WHAT THIS TASK INVOLVES:
Copy out every line of the data below that contains the string "group". Case counts, so match it letter for letter.

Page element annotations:
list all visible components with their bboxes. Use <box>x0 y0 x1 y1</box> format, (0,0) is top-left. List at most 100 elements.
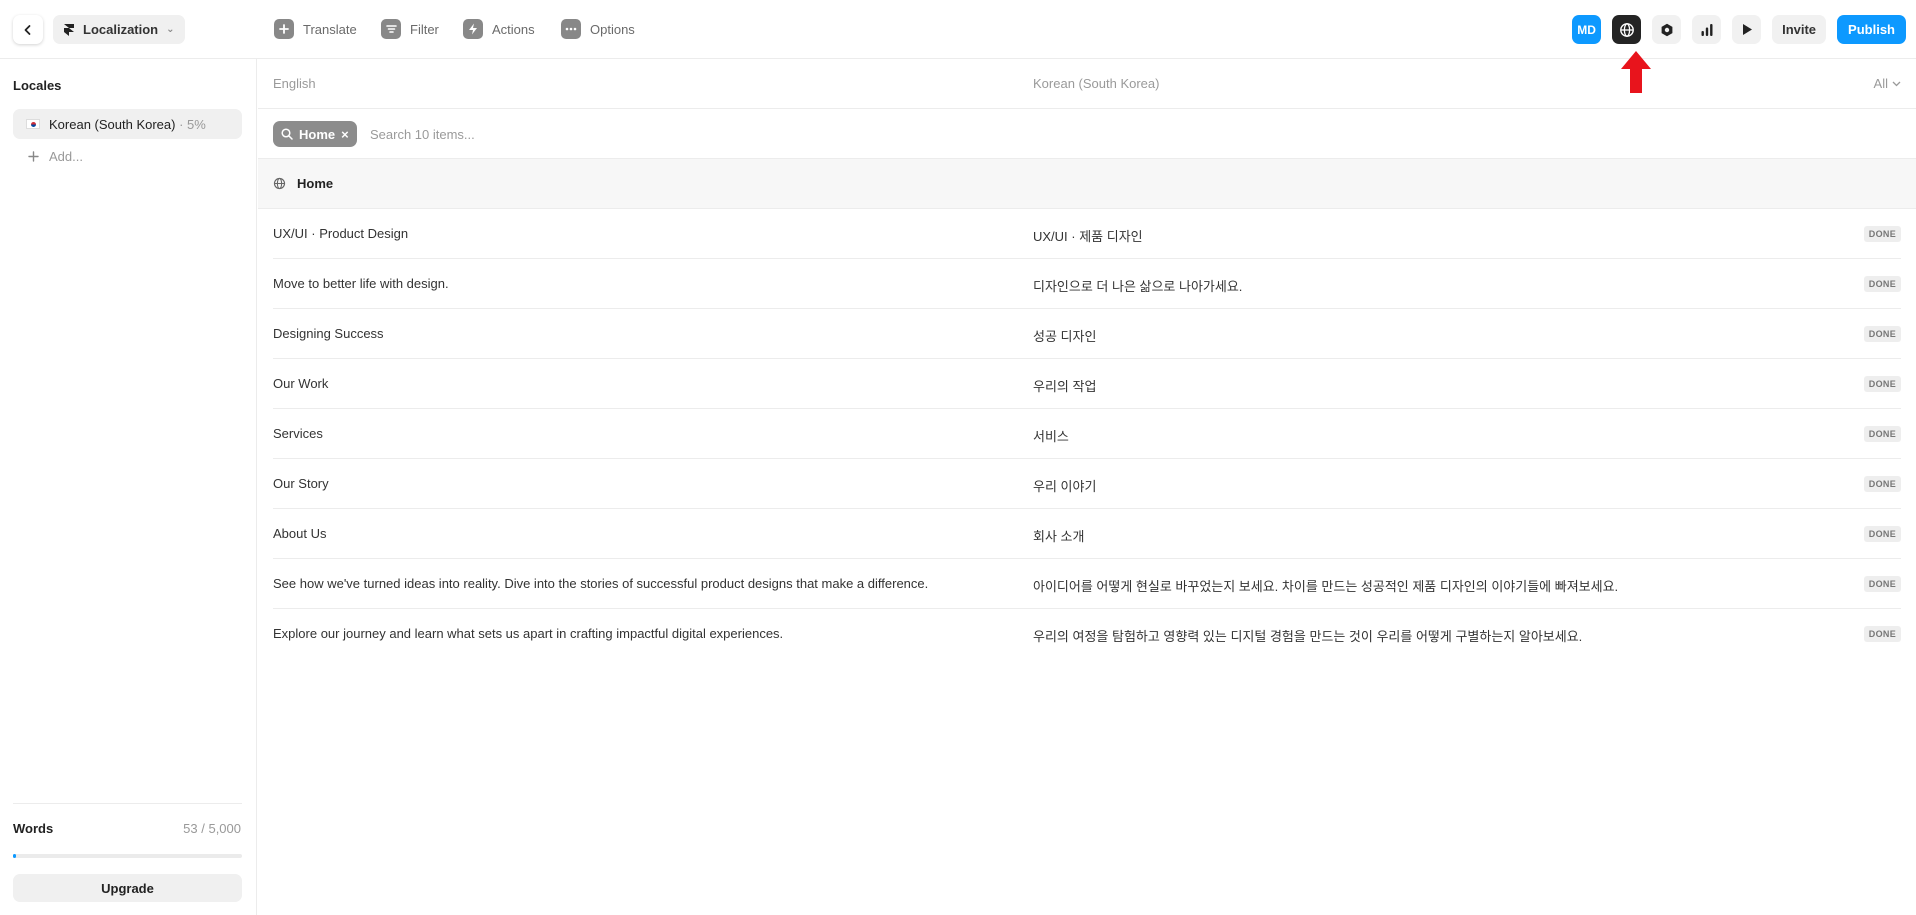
locale-item-korean[interactable]: Korean (South Korea) · 5% <box>13 109 242 139</box>
status-badge: DONE <box>1863 226 1901 242</box>
globe-icon <box>1619 22 1634 37</box>
translation-row[interactable]: See how we've turned ideas into reality.… <box>273 559 1901 609</box>
filter-button[interactable]: Filter <box>381 18 439 40</box>
target-text[interactable]: 서비스 <box>1033 426 1069 445</box>
translate-label: Translate <box>303 21 357 37</box>
bolt-icon <box>463 19 483 39</box>
words-progress-bar <box>13 854 242 858</box>
plus-icon <box>274 19 294 39</box>
status-badge: DONE <box>1863 626 1901 642</box>
project-menu-button[interactable]: Localization ⌄ <box>53 15 185 44</box>
language-header: English Korean (South Korea) All <box>258 59 1916 109</box>
upgrade-button[interactable]: Upgrade <box>13 874 242 902</box>
status-badge: DONE <box>1863 526 1901 542</box>
back-button[interactable] <box>13 15 43 44</box>
search-bar: Home × <box>258 109 1916 159</box>
actions-button[interactable]: Actions <box>463 18 535 40</box>
more-icon <box>561 19 581 39</box>
translation-row[interactable]: UX/UI · Product Design UX/UI · 제품 디자인 DO… <box>273 209 1901 259</box>
avatar-initials: MD <box>1577 22 1596 37</box>
localization-globe-button[interactable] <box>1612 15 1642 44</box>
words-progress-fill <box>13 854 17 858</box>
target-text[interactable]: 우리 이야기 <box>1033 476 1096 495</box>
sidebar-divider <box>13 803 242 804</box>
target-text[interactable]: 아이디어를 어떻게 현실로 바꾸었는지 보세요. 차이를 만드는 성공적인 제품… <box>1033 576 1618 595</box>
filter-chip-label: Home <box>299 126 336 142</box>
source-text: Services <box>273 426 323 441</box>
target-text[interactable]: 회사 소개 <box>1033 526 1084 545</box>
chevron-down-icon: ⌄ <box>166 24 175 35</box>
target-text[interactable]: 성공 디자인 <box>1033 326 1096 345</box>
status-badge: DONE <box>1863 376 1901 392</box>
filter-icon <box>381 19 401 39</box>
korea-flag-icon <box>26 119 40 129</box>
group-header-home[interactable]: Home <box>258 159 1916 209</box>
target-text[interactable]: 우리의 작업 <box>1033 376 1096 395</box>
options-label: Options <box>590 21 635 37</box>
source-text: Move to better life with design. <box>273 276 449 291</box>
translation-row[interactable]: Services 서비스 DONE <box>273 409 1901 459</box>
translation-row[interactable]: About Us 회사 소개 DONE <box>273 509 1901 559</box>
framer-logo-icon <box>64 23 74 36</box>
status-badge: DONE <box>1863 576 1901 592</box>
right-toolbar: MD Invite Publish <box>1572 15 1906 44</box>
source-text: Our Work <box>273 376 329 391</box>
sidebar: Locales Korean (South Korea) · 5% Add...… <box>0 59 257 915</box>
preview-button[interactable] <box>1732 15 1762 44</box>
translation-row[interactable]: Designing Success 성공 디자인 DONE <box>273 309 1901 359</box>
target-text[interactable]: UX/UI · 제품 디자인 <box>1033 226 1143 245</box>
group-name: Home <box>297 176 334 191</box>
words-label: Words <box>13 821 54 836</box>
source-text: About Us <box>273 526 327 541</box>
source-text: UX/UI · Product Design <box>273 226 409 241</box>
locales-heading: Locales <box>13 78 62 93</box>
status-filter-dropdown[interactable]: All <box>1874 76 1901 91</box>
source-text: Our Story <box>273 476 329 491</box>
chevron-left-icon <box>24 24 31 35</box>
source-text: Designing Success <box>273 326 384 341</box>
status-badge: DONE <box>1863 426 1901 442</box>
filter-chip-home[interactable]: Home × <box>273 121 357 147</box>
bar-chart-icon <box>1701 23 1713 36</box>
add-locale-label: Add... <box>49 148 83 164</box>
search-icon <box>281 128 293 140</box>
globe-icon <box>273 177 286 190</box>
translation-row[interactable]: Move to better life with design. 디자인으로 더… <box>273 259 1901 309</box>
play-icon <box>1742 24 1752 35</box>
status-filter-label: All <box>1873 76 1888 91</box>
options-button[interactable]: Options <box>561 18 635 40</box>
site-settings-button[interactable] <box>1652 15 1682 44</box>
chip-close-icon[interactable]: × <box>341 127 349 142</box>
target-language-label: Korean (South Korea) <box>1033 76 1160 91</box>
status-badge: DONE <box>1863 276 1901 292</box>
locale-name: Korean (South Korea) <box>49 116 176 132</box>
actions-label: Actions <box>492 21 535 37</box>
search-input[interactable] <box>370 121 970 147</box>
plus-icon <box>28 150 39 162</box>
translation-row[interactable]: Our Story 우리 이야기 DONE <box>273 459 1901 509</box>
source-text: See how we've turned ideas into reality.… <box>273 576 929 591</box>
invite-button[interactable]: Invite <box>1772 15 1827 44</box>
source-language-label: English <box>273 76 316 91</box>
status-badge: DONE <box>1863 476 1901 492</box>
words-count: 53 / 5,000 <box>183 821 241 836</box>
target-text[interactable]: 디자인으로 더 나은 삶으로 나아가세요. <box>1033 276 1242 295</box>
hexagon-settings-icon <box>1661 23 1672 36</box>
add-locale-button[interactable]: Add... <box>28 144 83 168</box>
top-bar: Localization ⌄ Translate Filter Actions … <box>0 0 1916 93</box>
status-badge: DONE <box>1863 326 1901 342</box>
locale-progress: · 5% <box>179 116 206 132</box>
publish-button[interactable]: Publish <box>1837 15 1906 44</box>
project-name: Localization <box>83 22 159 37</box>
user-avatar[interactable]: MD <box>1572 15 1602 44</box>
chevron-down-icon <box>1892 81 1901 86</box>
filter-label: Filter <box>410 21 439 37</box>
main-panel: English Korean (South Korea) All Home × … <box>258 59 1916 915</box>
translation-row[interactable]: Our Work 우리의 작업 DONE <box>273 359 1901 409</box>
target-text[interactable]: 우리의 여정을 탐험하고 영향력 있는 디지털 경험을 만드는 것이 우리를 어… <box>1033 626 1582 645</box>
translate-button[interactable]: Translate <box>274 18 357 40</box>
translation-list: UX/UI · Product Design UX/UI · 제품 디자인 DO… <box>258 209 1916 659</box>
analytics-button[interactable] <box>1692 15 1722 44</box>
source-text: Explore our journey and learn what sets … <box>273 626 784 641</box>
translation-row[interactable]: Explore our journey and learn what sets … <box>273 609 1901 659</box>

RESULT BELOW:
group-header-home[interactable]: Home <box>258 159 1916 209</box>
group-name: Home <box>297 176 334 191</box>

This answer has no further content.